== Segment start ==

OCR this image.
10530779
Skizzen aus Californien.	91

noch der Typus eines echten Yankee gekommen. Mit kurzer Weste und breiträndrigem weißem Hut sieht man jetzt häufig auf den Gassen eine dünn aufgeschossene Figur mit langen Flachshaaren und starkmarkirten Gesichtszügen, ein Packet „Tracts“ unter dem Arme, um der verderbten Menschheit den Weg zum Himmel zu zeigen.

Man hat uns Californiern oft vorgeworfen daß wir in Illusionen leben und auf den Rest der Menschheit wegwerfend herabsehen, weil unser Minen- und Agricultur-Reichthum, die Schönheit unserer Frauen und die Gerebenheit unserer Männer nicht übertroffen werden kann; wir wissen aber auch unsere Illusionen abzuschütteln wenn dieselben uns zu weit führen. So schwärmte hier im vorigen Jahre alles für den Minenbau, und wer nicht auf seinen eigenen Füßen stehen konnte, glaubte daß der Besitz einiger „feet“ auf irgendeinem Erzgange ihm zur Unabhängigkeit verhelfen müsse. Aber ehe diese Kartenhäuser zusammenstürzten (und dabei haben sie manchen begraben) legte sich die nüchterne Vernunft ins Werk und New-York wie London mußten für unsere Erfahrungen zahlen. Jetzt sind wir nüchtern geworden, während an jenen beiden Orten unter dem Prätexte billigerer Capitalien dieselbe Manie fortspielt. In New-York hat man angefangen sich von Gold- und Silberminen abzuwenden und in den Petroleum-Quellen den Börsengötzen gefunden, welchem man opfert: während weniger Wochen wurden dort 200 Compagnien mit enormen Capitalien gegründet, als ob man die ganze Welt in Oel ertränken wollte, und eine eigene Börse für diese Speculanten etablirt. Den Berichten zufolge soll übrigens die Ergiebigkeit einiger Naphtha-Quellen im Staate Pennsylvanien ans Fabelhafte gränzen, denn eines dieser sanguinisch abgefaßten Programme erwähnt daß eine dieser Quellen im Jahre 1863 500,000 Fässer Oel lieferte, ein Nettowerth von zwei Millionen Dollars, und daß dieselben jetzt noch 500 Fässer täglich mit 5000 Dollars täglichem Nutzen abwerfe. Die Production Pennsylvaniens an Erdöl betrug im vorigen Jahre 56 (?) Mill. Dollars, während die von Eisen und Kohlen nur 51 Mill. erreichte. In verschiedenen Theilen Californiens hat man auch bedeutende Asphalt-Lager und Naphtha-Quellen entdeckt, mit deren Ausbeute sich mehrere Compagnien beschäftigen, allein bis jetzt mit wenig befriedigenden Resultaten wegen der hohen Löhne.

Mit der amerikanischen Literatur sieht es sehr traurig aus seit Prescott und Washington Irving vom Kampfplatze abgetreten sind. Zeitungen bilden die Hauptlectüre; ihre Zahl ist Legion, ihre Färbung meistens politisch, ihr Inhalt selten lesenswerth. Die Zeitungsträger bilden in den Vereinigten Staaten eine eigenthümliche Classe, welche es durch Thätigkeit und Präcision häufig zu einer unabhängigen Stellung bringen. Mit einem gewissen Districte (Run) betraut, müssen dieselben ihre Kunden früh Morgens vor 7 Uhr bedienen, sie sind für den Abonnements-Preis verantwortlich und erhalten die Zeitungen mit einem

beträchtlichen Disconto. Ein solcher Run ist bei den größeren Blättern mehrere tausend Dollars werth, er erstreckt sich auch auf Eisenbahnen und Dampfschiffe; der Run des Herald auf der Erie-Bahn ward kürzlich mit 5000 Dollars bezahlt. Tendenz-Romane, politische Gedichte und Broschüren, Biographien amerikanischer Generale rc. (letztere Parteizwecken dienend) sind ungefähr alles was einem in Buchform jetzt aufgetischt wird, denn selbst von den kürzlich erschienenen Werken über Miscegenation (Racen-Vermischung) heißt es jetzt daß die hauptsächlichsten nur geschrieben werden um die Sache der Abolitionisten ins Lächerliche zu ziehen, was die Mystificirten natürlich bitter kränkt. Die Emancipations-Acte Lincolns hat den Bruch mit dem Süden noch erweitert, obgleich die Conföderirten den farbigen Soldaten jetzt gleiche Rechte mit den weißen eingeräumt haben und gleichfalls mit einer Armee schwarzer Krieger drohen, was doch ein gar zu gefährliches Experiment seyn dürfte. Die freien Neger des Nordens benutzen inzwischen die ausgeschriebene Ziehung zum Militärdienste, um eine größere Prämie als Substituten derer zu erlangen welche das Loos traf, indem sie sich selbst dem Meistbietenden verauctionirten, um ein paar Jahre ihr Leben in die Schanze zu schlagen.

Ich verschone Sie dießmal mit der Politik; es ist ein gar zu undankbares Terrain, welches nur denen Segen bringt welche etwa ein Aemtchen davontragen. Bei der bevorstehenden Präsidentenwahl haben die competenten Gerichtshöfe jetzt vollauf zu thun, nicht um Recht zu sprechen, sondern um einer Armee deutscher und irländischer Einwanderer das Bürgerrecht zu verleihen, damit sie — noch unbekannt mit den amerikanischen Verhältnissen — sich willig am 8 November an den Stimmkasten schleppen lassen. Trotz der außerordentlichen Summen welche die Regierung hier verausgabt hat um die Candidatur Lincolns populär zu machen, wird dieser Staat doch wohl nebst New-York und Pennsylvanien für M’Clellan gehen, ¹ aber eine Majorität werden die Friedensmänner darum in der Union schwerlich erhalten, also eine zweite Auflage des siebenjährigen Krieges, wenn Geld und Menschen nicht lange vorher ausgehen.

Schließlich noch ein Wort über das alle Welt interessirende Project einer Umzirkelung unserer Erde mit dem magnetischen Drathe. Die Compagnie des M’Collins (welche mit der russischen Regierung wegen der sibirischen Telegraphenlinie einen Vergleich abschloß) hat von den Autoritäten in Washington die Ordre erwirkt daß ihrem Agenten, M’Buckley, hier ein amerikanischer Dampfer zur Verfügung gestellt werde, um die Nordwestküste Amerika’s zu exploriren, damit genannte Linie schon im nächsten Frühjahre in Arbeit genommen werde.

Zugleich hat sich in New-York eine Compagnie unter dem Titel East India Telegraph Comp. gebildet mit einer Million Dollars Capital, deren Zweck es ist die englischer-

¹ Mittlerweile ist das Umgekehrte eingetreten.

== Segment end ==
== Segment start ==

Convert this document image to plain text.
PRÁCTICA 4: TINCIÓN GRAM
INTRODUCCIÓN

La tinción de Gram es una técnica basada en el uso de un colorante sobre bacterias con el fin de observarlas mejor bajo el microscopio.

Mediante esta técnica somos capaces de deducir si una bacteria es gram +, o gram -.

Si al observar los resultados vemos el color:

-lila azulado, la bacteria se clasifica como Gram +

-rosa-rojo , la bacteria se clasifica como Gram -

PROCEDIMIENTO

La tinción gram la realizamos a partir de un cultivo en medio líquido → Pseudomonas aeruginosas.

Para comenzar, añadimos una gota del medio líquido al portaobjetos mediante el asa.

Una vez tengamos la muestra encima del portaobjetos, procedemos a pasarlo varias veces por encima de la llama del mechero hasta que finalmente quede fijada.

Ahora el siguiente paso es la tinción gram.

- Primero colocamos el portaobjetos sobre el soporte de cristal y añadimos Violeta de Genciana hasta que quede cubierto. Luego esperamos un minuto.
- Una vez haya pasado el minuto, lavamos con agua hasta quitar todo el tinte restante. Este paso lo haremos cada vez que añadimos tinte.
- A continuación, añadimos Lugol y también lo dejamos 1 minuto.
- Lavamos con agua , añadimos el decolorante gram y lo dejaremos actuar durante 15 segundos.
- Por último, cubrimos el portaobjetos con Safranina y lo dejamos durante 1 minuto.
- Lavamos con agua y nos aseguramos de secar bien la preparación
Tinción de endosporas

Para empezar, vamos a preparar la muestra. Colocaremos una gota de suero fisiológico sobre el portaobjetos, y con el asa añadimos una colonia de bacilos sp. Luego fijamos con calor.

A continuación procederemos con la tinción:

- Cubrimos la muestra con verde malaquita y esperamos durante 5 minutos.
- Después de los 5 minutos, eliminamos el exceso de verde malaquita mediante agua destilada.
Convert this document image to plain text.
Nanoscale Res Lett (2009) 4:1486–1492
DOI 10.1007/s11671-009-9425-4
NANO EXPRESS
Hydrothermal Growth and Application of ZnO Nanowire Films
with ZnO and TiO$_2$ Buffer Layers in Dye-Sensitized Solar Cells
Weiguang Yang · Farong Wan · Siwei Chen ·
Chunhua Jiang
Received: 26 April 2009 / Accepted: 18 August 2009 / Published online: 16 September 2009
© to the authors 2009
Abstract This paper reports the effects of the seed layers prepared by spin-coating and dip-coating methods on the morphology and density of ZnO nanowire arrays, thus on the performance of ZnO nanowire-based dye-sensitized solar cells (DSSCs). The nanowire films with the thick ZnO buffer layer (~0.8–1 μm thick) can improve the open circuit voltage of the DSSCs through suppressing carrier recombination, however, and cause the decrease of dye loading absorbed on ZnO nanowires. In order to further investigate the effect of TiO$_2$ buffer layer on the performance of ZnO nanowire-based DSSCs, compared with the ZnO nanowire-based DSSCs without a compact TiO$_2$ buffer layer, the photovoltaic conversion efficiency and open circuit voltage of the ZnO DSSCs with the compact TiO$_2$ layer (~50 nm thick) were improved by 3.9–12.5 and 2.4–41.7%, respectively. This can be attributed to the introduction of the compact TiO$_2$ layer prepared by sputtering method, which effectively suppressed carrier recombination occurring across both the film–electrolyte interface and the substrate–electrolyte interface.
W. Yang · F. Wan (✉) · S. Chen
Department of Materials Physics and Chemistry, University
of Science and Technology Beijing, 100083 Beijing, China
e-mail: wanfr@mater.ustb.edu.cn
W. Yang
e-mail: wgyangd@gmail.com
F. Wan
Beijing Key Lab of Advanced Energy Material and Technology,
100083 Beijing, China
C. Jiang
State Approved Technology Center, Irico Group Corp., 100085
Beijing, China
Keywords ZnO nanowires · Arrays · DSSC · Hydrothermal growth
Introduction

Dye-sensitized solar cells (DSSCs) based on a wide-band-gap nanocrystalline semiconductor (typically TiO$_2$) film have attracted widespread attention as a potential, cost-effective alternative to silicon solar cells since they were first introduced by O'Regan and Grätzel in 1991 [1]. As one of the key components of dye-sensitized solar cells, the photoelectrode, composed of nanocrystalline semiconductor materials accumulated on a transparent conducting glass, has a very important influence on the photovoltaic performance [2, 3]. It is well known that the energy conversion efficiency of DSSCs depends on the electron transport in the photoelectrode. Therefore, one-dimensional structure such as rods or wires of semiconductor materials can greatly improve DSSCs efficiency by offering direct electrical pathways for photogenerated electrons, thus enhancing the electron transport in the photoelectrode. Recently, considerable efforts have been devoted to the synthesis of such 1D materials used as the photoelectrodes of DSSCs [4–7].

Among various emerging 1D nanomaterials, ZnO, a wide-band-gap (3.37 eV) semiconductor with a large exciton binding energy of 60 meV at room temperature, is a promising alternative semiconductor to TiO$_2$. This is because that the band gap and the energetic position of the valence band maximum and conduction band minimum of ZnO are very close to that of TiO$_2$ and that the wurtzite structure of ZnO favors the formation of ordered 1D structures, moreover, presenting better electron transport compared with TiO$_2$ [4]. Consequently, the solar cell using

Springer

== Segment end ==
== Segment start ==

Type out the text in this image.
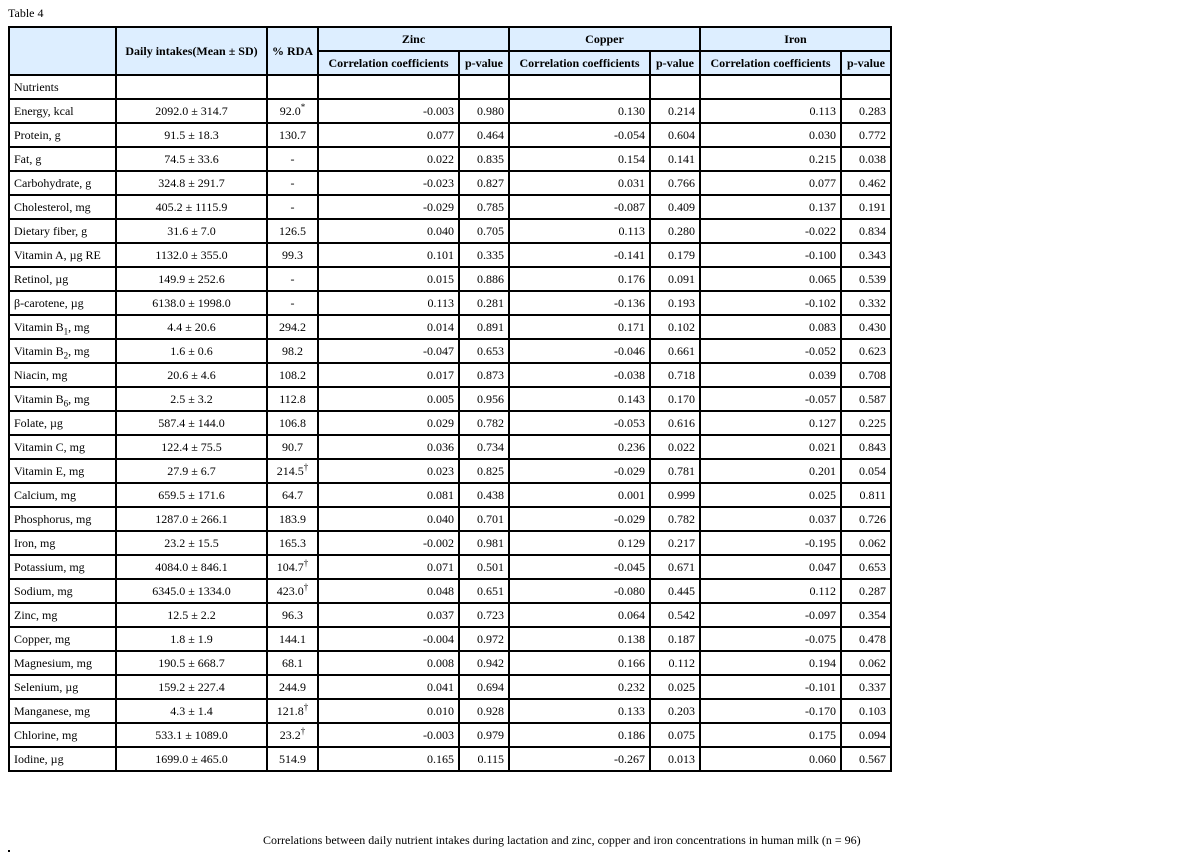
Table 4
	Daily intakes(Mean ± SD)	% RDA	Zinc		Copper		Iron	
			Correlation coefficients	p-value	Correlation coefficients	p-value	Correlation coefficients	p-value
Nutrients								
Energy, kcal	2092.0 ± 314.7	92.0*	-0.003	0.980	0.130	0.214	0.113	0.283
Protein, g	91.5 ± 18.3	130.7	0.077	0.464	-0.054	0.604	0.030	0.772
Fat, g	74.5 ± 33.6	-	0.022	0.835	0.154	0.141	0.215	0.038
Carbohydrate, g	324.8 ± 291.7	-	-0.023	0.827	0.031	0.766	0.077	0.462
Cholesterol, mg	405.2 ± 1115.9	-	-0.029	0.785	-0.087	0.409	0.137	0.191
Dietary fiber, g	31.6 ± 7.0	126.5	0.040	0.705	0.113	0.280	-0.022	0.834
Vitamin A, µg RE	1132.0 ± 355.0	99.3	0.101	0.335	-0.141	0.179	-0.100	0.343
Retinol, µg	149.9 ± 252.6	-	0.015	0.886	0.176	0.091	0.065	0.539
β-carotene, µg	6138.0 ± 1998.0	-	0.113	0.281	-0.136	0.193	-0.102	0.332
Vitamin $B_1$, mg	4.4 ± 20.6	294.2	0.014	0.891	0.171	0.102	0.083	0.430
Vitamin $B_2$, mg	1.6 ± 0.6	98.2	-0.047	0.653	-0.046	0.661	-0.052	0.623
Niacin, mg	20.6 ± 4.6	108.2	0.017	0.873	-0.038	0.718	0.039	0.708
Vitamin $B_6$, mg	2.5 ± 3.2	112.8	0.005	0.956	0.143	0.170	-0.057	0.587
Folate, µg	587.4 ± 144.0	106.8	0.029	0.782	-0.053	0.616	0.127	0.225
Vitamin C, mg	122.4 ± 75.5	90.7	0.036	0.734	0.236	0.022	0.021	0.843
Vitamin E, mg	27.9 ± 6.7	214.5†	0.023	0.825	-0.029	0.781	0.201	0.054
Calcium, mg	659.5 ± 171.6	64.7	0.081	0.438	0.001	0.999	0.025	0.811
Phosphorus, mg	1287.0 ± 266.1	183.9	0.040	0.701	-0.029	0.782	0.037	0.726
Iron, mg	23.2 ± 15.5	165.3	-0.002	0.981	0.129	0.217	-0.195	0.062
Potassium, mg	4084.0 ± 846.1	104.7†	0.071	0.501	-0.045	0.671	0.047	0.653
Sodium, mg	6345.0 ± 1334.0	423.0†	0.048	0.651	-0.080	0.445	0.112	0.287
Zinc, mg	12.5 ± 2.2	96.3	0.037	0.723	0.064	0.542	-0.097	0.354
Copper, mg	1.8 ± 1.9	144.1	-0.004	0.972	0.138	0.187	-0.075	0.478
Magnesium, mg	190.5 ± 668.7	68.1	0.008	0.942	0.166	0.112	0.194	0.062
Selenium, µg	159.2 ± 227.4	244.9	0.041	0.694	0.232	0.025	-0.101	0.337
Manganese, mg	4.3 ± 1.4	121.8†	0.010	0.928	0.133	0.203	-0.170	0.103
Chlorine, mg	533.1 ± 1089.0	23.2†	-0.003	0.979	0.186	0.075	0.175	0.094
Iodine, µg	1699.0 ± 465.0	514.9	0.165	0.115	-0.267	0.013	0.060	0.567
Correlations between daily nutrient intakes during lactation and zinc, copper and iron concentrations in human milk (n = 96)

== Segment end ==

Only lines with the word "quede" are wanted. Find and copy them from the records above.

Una vez tengamos la muestra encima del portaobjetos, procedemos a pasarlo varias veces por encima de la llama del mechero hasta que finalmente quede fijada.
- Primero colocamos el portaobjetos sobre el soporte de cristal y añadimos Violeta de Genciana hasta que quede cubierto. Luego esperamos un minuto.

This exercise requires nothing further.